begin Records supplied

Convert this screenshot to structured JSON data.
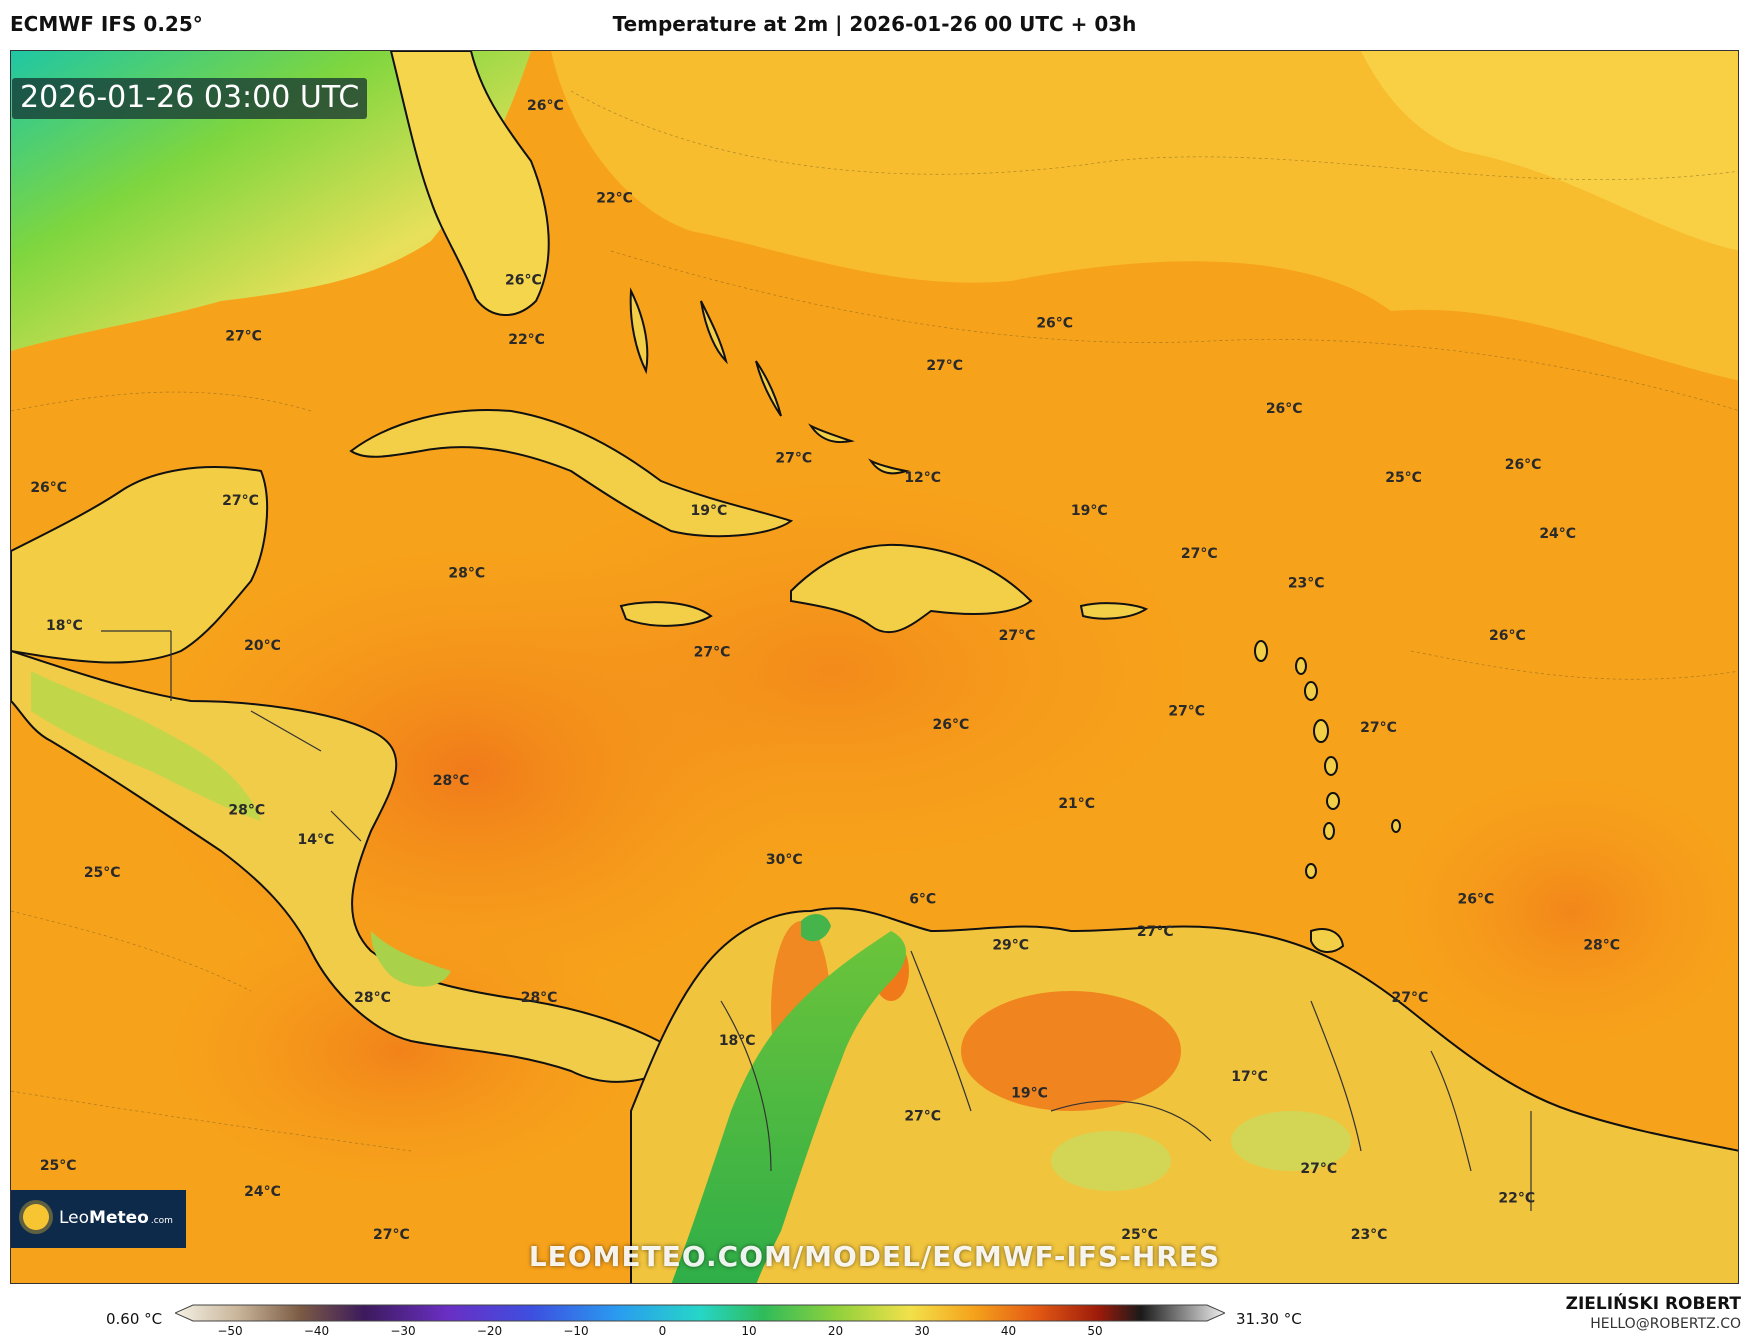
{
  "header": {
    "model": "ECMWF IFS 0.25°",
    "title": "Temperature at 2m | 2026-01-26 00 UTC + 03h"
  },
  "timestamp": "2026-01-26 03:00 UTC",
  "logo": {
    "name_a": "Leo",
    "name_b": "Meteo",
    "suffix": ".com"
  },
  "watermark": "LEOMETEO.COM/MODEL/ECMWF-IFS-HRES",
  "footer": {
    "min_value": "0.60 °C",
    "max_value": "31.30 °C",
    "author": "ZIELIŃSKI ROBERT",
    "email": "HELLO@ROBERTZ.CO"
  },
  "colorbar": {
    "ticks": [
      "−50",
      "−40",
      "−30",
      "−20",
      "−10",
      "0",
      "10",
      "20",
      "30",
      "40",
      "50"
    ]
  },
  "temperature_labels": [
    {
      "text": "26°C",
      "lon": -83.0,
      "lat": 28.7
    },
    {
      "text": "22°C",
      "lon": -80.8,
      "lat": 25.9
    },
    {
      "text": "26°C",
      "lon": -83.7,
      "lat": 23.4
    },
    {
      "text": "22°C",
      "lon": -83.6,
      "lat": 21.6
    },
    {
      "text": "27°C",
      "lon": -92.6,
      "lat": 21.7
    },
    {
      "text": "26°C",
      "lon": -66.8,
      "lat": 22.1
    },
    {
      "text": "27°C",
      "lon": -70.3,
      "lat": 20.8
    },
    {
      "text": "26°C",
      "lon": -59.5,
      "lat": 19.5
    },
    {
      "text": "26°C",
      "lon": -98.8,
      "lat": 17.1
    },
    {
      "text": "27°C",
      "lon": -92.7,
      "lat": 16.7
    },
    {
      "text": "27°C",
      "lon": -75.1,
      "lat": 18.0
    },
    {
      "text": "12°C",
      "lon": -71.0,
      "lat": 17.4
    },
    {
      "text": "19°C",
      "lon": -77.8,
      "lat": 16.4
    },
    {
      "text": "19°C",
      "lon": -65.7,
      "lat": 16.4
    },
    {
      "text": "25°C",
      "lon": -55.7,
      "lat": 17.4
    },
    {
      "text": "26°C",
      "lon": -51.9,
      "lat": 17.8
    },
    {
      "text": "24°C",
      "lon": -50.8,
      "lat": 15.7
    },
    {
      "text": "27°C",
      "lon": -62.2,
      "lat": 15.1
    },
    {
      "text": "28°C",
      "lon": -85.5,
      "lat": 14.5
    },
    {
      "text": "23°C",
      "lon": -58.8,
      "lat": 14.2
    },
    {
      "text": "18°C",
      "lon": -98.3,
      "lat": 12.9
    },
    {
      "text": "20°C",
      "lon": -92.0,
      "lat": 12.3
    },
    {
      "text": "27°C",
      "lon": -77.7,
      "lat": 12.1
    },
    {
      "text": "27°C",
      "lon": -68.0,
      "lat": 12.6
    },
    {
      "text": "26°C",
      "lon": -52.4,
      "lat": 12.6
    },
    {
      "text": "26°C",
      "lon": -70.1,
      "lat": 9.9
    },
    {
      "text": "27°C",
      "lon": -62.6,
      "lat": 10.3
    },
    {
      "text": "27°C",
      "lon": -56.5,
      "lat": 9.8
    },
    {
      "text": "28°C",
      "lon": -86.0,
      "lat": 8.2
    },
    {
      "text": "28°C",
      "lon": -92.5,
      "lat": 7.3
    },
    {
      "text": "21°C",
      "lon": -66.1,
      "lat": 7.5
    },
    {
      "text": "30°C",
      "lon": -75.4,
      "lat": 5.8
    },
    {
      "text": "14°C",
      "lon": -90.3,
      "lat": 6.4
    },
    {
      "text": "25°C",
      "lon": -97.1,
      "lat": 5.4
    },
    {
      "text": "6°C",
      "lon": -71.0,
      "lat": 4.6
    },
    {
      "text": "27°C",
      "lon": -63.6,
      "lat": 3.6
    },
    {
      "text": "26°C",
      "lon": -53.4,
      "lat": 4.6
    },
    {
      "text": "29°C",
      "lon": -68.2,
      "lat": 3.2
    },
    {
      "text": "28°C",
      "lon": -49.4,
      "lat": 3.2
    },
    {
      "text": "28°C",
      "lon": -88.5,
      "lat": 1.6
    },
    {
      "text": "28°C",
      "lon": -83.2,
      "lat": 1.6
    },
    {
      "text": "27°C",
      "lon": -55.5,
      "lat": 1.6
    },
    {
      "text": "18°C",
      "lon": -76.9,
      "lat": 0.3
    },
    {
      "text": "17°C",
      "lon": -60.6,
      "lat": -0.8
    },
    {
      "text": "19°C",
      "lon": -67.6,
      "lat": -1.3
    },
    {
      "text": "27°C",
      "lon": -71.0,
      "lat": -2.0
    },
    {
      "text": "25°C",
      "lon": -98.5,
      "lat": -3.5
    },
    {
      "text": "27°C",
      "lon": -58.4,
      "lat": -3.6
    },
    {
      "text": "24°C",
      "lon": -92.0,
      "lat": -4.3
    },
    {
      "text": "22°C",
      "lon": -52.1,
      "lat": -4.5
    },
    {
      "text": "27°C",
      "lon": -87.9,
      "lat": -5.6
    },
    {
      "text": "25°C",
      "lon": -64.1,
      "lat": -5.6
    },
    {
      "text": "23°C",
      "lon": -56.8,
      "lat": -5.6
    }
  ]
}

end Records supplied

- [The exercise]:
Copy every record above exactly, leaving out any pictures.

- [Correct response]:
Convert this screenshot to structured JSON data.
{
  "header": {
    "model": "ECMWF IFS 0.25°",
    "title": "Temperature at 2m | 2026-01-26 00 UTC + 03h"
  },
  "timestamp": "2026-01-26 03:00 UTC",
  "logo": {
    "name_a": "Leo",
    "name_b": "Meteo",
    "suffix": ".com"
  },
  "watermark": "LEOMETEO.COM/MODEL/ECMWF-IFS-HRES",
  "footer": {
    "min_value": "0.60 °C",
    "max_value": "31.30 °C",
    "author": "ZIELIŃSKI ROBERT",
    "email": "HELLO@ROBERTZ.CO"
  },
  "colorbar": {
    "ticks": [
      "−50",
      "−40",
      "−30",
      "−20",
      "−10",
      "0",
      "10",
      "20",
      "30",
      "40",
      "50"
    ]
  },
  "temperature_labels": [
    {
      "text": "26°C",
      "lon": -83.0,
      "lat": 28.7
    },
    {
      "text": "22°C",
      "lon": -80.8,
      "lat": 25.9
    },
    {
      "text": "26°C",
      "lon": -83.7,
      "lat": 23.4
    },
    {
      "text": "22°C",
      "lon": -83.6,
      "lat": 21.6
    },
    {
      "text": "27°C",
      "lon": -92.6,
      "lat": 21.7
    },
    {
      "text": "26°C",
      "lon": -66.8,
      "lat": 22.1
    },
    {
      "text": "27°C",
      "lon": -70.3,
      "lat": 20.8
    },
    {
      "text": "26°C",
      "lon": -59.5,
      "lat": 19.5
    },
    {
      "text": "26°C",
      "lon": -98.8,
      "lat": 17.1
    },
    {
      "text": "27°C",
      "lon": -92.7,
      "lat": 16.7
    },
    {
      "text": "27°C",
      "lon": -75.1,
      "lat": 18.0
    },
    {
      "text": "12°C",
      "lon": -71.0,
      "lat": 17.4
    },
    {
      "text": "19°C",
      "lon": -77.8,
      "lat": 16.4
    },
    {
      "text": "19°C",
      "lon": -65.7,
      "lat": 16.4
    },
    {
      "text": "25°C",
      "lon": -55.7,
      "lat": 17.4
    },
    {
      "text": "26°C",
      "lon": -51.9,
      "lat": 17.8
    },
    {
      "text": "24°C",
      "lon": -50.8,
      "lat": 15.7
    },
    {
      "text": "27°C",
      "lon": -62.2,
      "lat": 15.1
    },
    {
      "text": "28°C",
      "lon": -85.5,
      "lat": 14.5
    },
    {
      "text": "23°C",
      "lon": -58.8,
      "lat": 14.2
    },
    {
      "text": "18°C",
      "lon": -98.3,
      "lat": 12.9
    },
    {
      "text": "20°C",
      "lon": -92.0,
      "lat": 12.3
    },
    {
      "text": "27°C",
      "lon": -77.7,
      "lat": 12.1
    },
    {
      "text": "27°C",
      "lon": -68.0,
      "lat": 12.6
    },
    {
      "text": "26°C",
      "lon": -52.4,
      "lat": 12.6
    },
    {
      "text": "26°C",
      "lon": -70.1,
      "lat": 9.9
    },
    {
      "text": "27°C",
      "lon": -62.6,
      "lat": 10.3
    },
    {
      "text": "27°C",
      "lon": -56.5,
      "lat": 9.8
    },
    {
      "text": "28°C",
      "lon": -86.0,
      "lat": 8.2
    },
    {
      "text": "28°C",
      "lon": -92.5,
      "lat": 7.3
    },
    {
      "text": "21°C",
      "lon": -66.1,
      "lat": 7.5
    },
    {
      "text": "30°C",
      "lon": -75.4,
      "lat": 5.8
    },
    {
      "text": "14°C",
      "lon": -90.3,
      "lat": 6.4
    },
    {
      "text": "25°C",
      "lon": -97.1,
      "lat": 5.4
    },
    {
      "text": "6°C",
      "lon": -71.0,
      "lat": 4.6
    },
    {
      "text": "27°C",
      "lon": -63.6,
      "lat": 3.6
    },
    {
      "text": "26°C",
      "lon": -53.4,
      "lat": 4.6
    },
    {
      "text": "29°C",
      "lon": -68.2,
      "lat": 3.2
    },
    {
      "text": "28°C",
      "lon": -49.4,
      "lat": 3.2
    },
    {
      "text": "28°C",
      "lon": -88.5,
      "lat": 1.6
    },
    {
      "text": "28°C",
      "lon": -83.2,
      "lat": 1.6
    },
    {
      "text": "27°C",
      "lon": -55.5,
      "lat": 1.6
    },
    {
      "text": "18°C",
      "lon": -76.9,
      "lat": 0.3
    },
    {
      "text": "17°C",
      "lon": -60.6,
      "lat": -0.8
    },
    {
      "text": "19°C",
      "lon": -67.6,
      "lat": -1.3
    },
    {
      "text": "27°C",
      "lon": -71.0,
      "lat": -2.0
    },
    {
      "text": "25°C",
      "lon": -98.5,
      "lat": -3.5
    },
    {
      "text": "27°C",
      "lon": -58.4,
      "lat": -3.6
    },
    {
      "text": "24°C",
      "lon": -92.0,
      "lat": -4.3
    },
    {
      "text": "22°C",
      "lon": -52.1,
      "lat": -4.5
    },
    {
      "text": "27°C",
      "lon": -87.9,
      "lat": -5.6
    },
    {
      "text": "25°C",
      "lon": -64.1,
      "lat": -5.6
    },
    {
      "text": "23°C",
      "lon": -56.8,
      "lat": -5.6
    }
  ]
}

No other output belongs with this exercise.